== Material provided

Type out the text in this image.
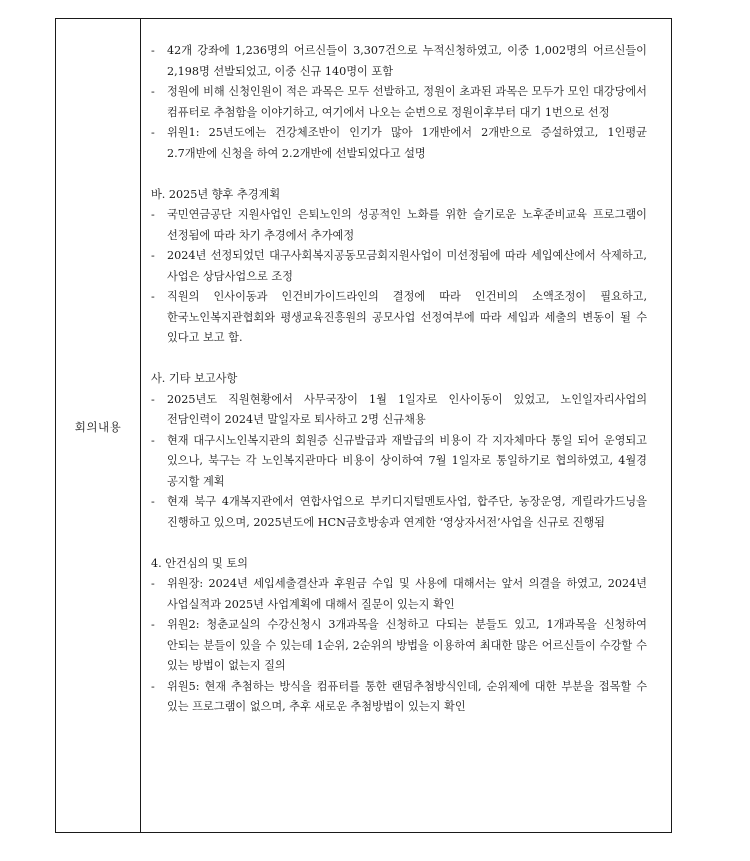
회의내용
-	42개 강좌에 1,236명의 어르신들이 3,307건으로 누적신청하였고, 이중 1,002명의 어르신들이 2,198명 선발되었고, 이중 신규 140명이 포함
-	정원에 비해 신청인원이 적은 과목은 모두 선발하고, 정원이 초과된 과목은 모두가 모인 대강당에서 컴퓨터로 추첨함을 이야기하고, 여기에서 나오는 순번으로 정원이후부터 대기 1번으로 선정
-	위원1: 25년도에는 건강체조반이 인기가 많아 1개반에서 2개반으로 증설하였고, 1인평균 2.7개반에 신청을 하여 2.2개반에 선발되었다고 설명

바. 2025년 향후 추경계획

-	국민연금공단 지원사업인 은퇴노인의 성공적인 노화를 위한 슬기로운 노후준비교육 프로그램이 선정됨에 따라 차기 추경에서 추가예정
-	2024년 선정되었던 대구사회복지공동모금회지원사업이 미선정됨에 따라 세입예산에서 삭제하고, 사업은 상담사업으로 조정
-	직원의 인사이동과 인건비가이드라인의 결정에 따라 인건비의 소액조정이 필요하고, 한국노인복지관협회와 평생교육진흥원의 공모사업 선정여부에 따라 세입과 세출의 변동이 될 수 있다고 보고 함.

사. 기타 보고사항

-	2025년도 직원현황에서 사무국장이 1월 1일자로 인사이동이 있었고, 노인일자리사업의 전담인력이 2024년 말일자로 퇴사하고 2명 신규채용
-	현재 대구시노인복지관의 회원증 신규발급과 재발급의 비용이 각 지자체마다 통일 되어 운영되고 있으나, 북구는 각 노인복지관마다 비용이 상이하여 7월 1일자로 통일하기로 협의하였고, 4월경 공지할 계획
-	현재 북구 4개복지관에서 연합사업으로 부키디지털멘토사업, 합주단, 농장운영, 게릴라가드닝을 진행하고 있으며, 2025년도에 HCN금호방송과 연계한 ‘영상자서전’사업을 신규로 진행됨

4. 안건심의 및 토의

-	위원장: 2024년 세입세출결산과 후원금 수입 및 사용에 대해서는 앞서 의결을 하였고, 2024년 사업실적과 2025년 사업계획에 대해서 질문이 있는지 확인
-	위원2: 청춘교실의 수강신청시 3개과목을 신청하고 다되는 분들도 있고, 1개과목을 신청하여 안되는 분들이 있을 수 있는데 1순위, 2순위의 방법을 이용하여 최대한 많은 어르신들이 수강할 수 있는 방법이 없는지 질의
-	위원5: 현재 추첨하는 방식을 컴퓨터를 통한 랜덤추첨방식인데, 순위제에 대한 부분을 접목할 수 있는 프로그램이 없으며, 추후 새로운 추첨방법이 있는지 확인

====

Every entry above needs to be retyped exactly; drop the pictures.

Type out the text in this image.
회의내용
-	42개 강좌에 1,236명의 어르신들이 3,307건으로 누적신청하였고, 이중 1,002명의 어르신들이 2,198명 선발되었고, 이중 신규 140명이 포함
-	정원에 비해 신청인원이 적은 과목은 모두 선발하고, 정원이 초과된 과목은 모두가 모인 대강당에서 컴퓨터로 추첨함을 이야기하고, 여기에서 나오는 순번으로 정원이후부터 대기 1번으로 선정
-	위원1: 25년도에는 건강체조반이 인기가 많아 1개반에서 2개반으로 증설하였고, 1인평균 2.7개반에 신청을 하여 2.2개반에 선발되었다고 설명

바. 2025년 향후 추경계획

-	국민연금공단 지원사업인 은퇴노인의 성공적인 노화를 위한 슬기로운 노후준비교육 프로그램이 선정됨에 따라 차기 추경에서 추가예정
-	2024년 선정되었던 대구사회복지공동모금회지원사업이 미선정됨에 따라 세입예산에서 삭제하고, 사업은 상담사업으로 조정
-	직원의 인사이동과 인건비가이드라인의 결정에 따라 인건비의 소액조정이 필요하고, 한국노인복지관협회와 평생교육진흥원의 공모사업 선정여부에 따라 세입과 세출의 변동이 될 수 있다고 보고 함.

사. 기타 보고사항

-	2025년도 직원현황에서 사무국장이 1월 1일자로 인사이동이 있었고, 노인일자리사업의 전담인력이 2024년 말일자로 퇴사하고 2명 신규채용
-	현재 대구시노인복지관의 회원증 신규발급과 재발급의 비용이 각 지자체마다 통일 되어 운영되고 있으나, 북구는 각 노인복지관마다 비용이 상이하여 7월 1일자로 통일하기로 협의하였고, 4월경 공지할 계획
-	현재 북구 4개복지관에서 연합사업으로 부키디지털멘토사업, 합주단, 농장운영, 게릴라가드닝을 진행하고 있으며, 2025년도에 HCN금호방송과 연계한 ‘영상자서전’사업을 신규로 진행됨

4. 안건심의 및 토의

-	위원장: 2024년 세입세출결산과 후원금 수입 및 사용에 대해서는 앞서 의결을 하였고, 2024년 사업실적과 2025년 사업계획에 대해서 질문이 있는지 확인
-	위원2: 청춘교실의 수강신청시 3개과목을 신청하고 다되는 분들도 있고, 1개과목을 신청하여 안되는 분들이 있을 수 있는데 1순위, 2순위의 방법을 이용하여 최대한 많은 어르신들이 수강할 수 있는 방법이 없는지 질의
-	위원5: 현재 추첨하는 방식을 컴퓨터를 통한 랜덤추첨방식인데, 순위제에 대한 부분을 접목할 수 있는 프로그램이 없으며, 추후 새로운 추첨방법이 있는지 확인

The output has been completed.